● Written instruction
Gather up the lines that contain "title".

● Task input
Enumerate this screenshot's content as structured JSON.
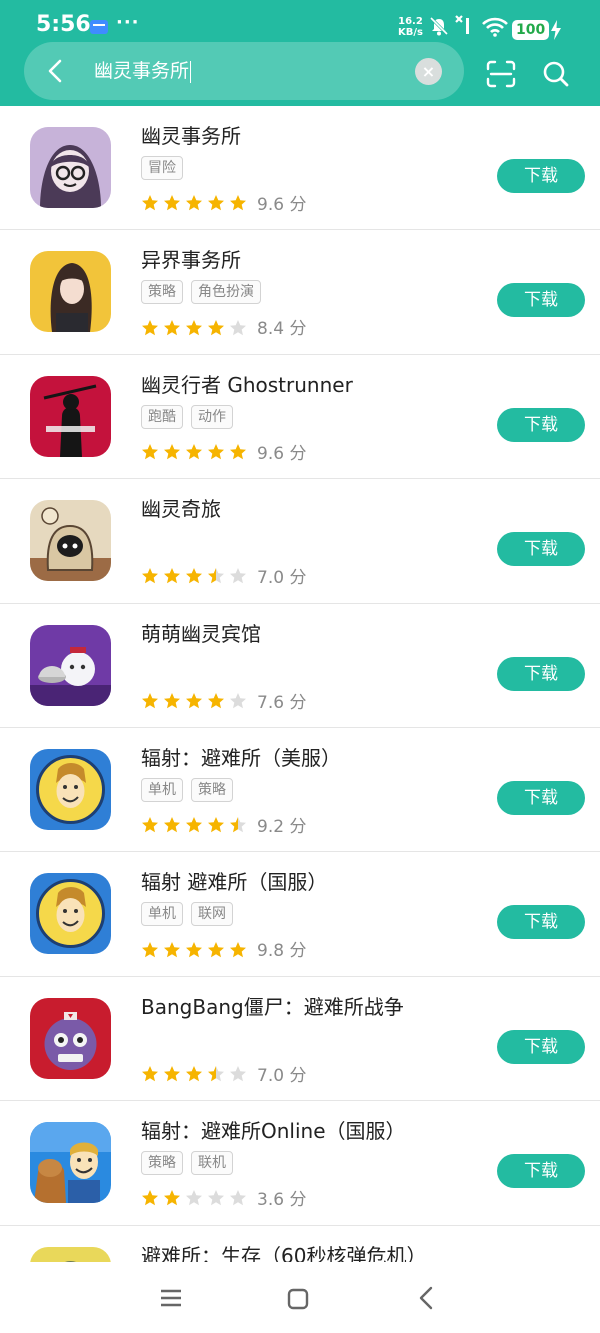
{
  "status_bar": {
    "time": "5:56",
    "more": "···",
    "net_speed_value": "16.2",
    "net_speed_unit": "KB/s",
    "battery": "100"
  },
  "search": {
    "query": "幽灵事务所"
  },
  "results": [
    {
      "title": "幽灵事务所",
      "tags": [
        "冒险"
      ],
      "rating": 9.6,
      "stars": 5,
      "score_text": "9.6 分",
      "button": "下载"
    },
    {
      "title": "异界事务所",
      "tags": [
        "策略",
        "角色扮演"
      ],
      "rating": 8.4,
      "stars": 4,
      "score_text": "8.4 分",
      "button": "下载"
    },
    {
      "title": "幽灵行者 Ghostrunner",
      "tags": [
        "跑酷",
        "动作"
      ],
      "rating": 9.6,
      "stars": 5,
      "score_text": "9.6 分",
      "button": "下载"
    },
    {
      "title": "幽灵奇旅",
      "tags": [],
      "rating": 7.0,
      "stars": 3.5,
      "score_text": "7.0 分",
      "button": "下载"
    },
    {
      "title": "萌萌幽灵宾馆",
      "tags": [],
      "rating": 7.6,
      "stars": 4,
      "score_text": "7.6 分",
      "button": "下载"
    },
    {
      "title": "辐射：避难所（美服）",
      "tags": [
        "单机",
        "策略"
      ],
      "rating": 9.2,
      "stars": 4.5,
      "score_text": "9.2 分",
      "button": "下载"
    },
    {
      "title": "辐射 避难所（国服）",
      "tags": [
        "单机",
        "联网"
      ],
      "rating": 9.8,
      "stars": 5,
      "score_text": "9.8 分",
      "button": "下载"
    },
    {
      "title": "BangBang僵尸：避难所战争",
      "tags": [],
      "rating": 7.0,
      "stars": 3.5,
      "score_text": "7.0 分",
      "button": "下载"
    },
    {
      "title": "辐射：避难所Online（国服）",
      "tags": [
        "策略",
        "联机"
      ],
      "rating": 3.6,
      "stars": 2,
      "score_text": "3.6 分",
      "button": "下载"
    },
    {
      "title": "避难所：生存（60秒核弹危机）",
      "tags": [],
      "rating": null,
      "stars": 0,
      "score_text": "",
      "button": ""
    }
  ],
  "icons": [
    "back-icon",
    "clear-icon",
    "scan-icon",
    "search-icon",
    "menu-icon",
    "home-icon",
    "nav-back-icon"
  ],
  "colors": {
    "accent": "#23bba1",
    "star_filled": "#f6b400",
    "star_empty": "#dcdcdc"
  }
}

● Result for this task
      "title": "幽灵事务所",
      "title": "异界事务所",
      "title": "幽灵行者 Ghostrunner",
      "title": "幽灵奇旅",
      "title": "萌萌幽灵宾馆",
      "title": "辐射：避难所（美服）",
      "title": "辐射 避难所（国服）",
      "title": "BangBang僵尸：避难所战争",
      "title": "辐射：避难所Online（国服）",
      "title": "避难所：生存（60秒核弹危机）",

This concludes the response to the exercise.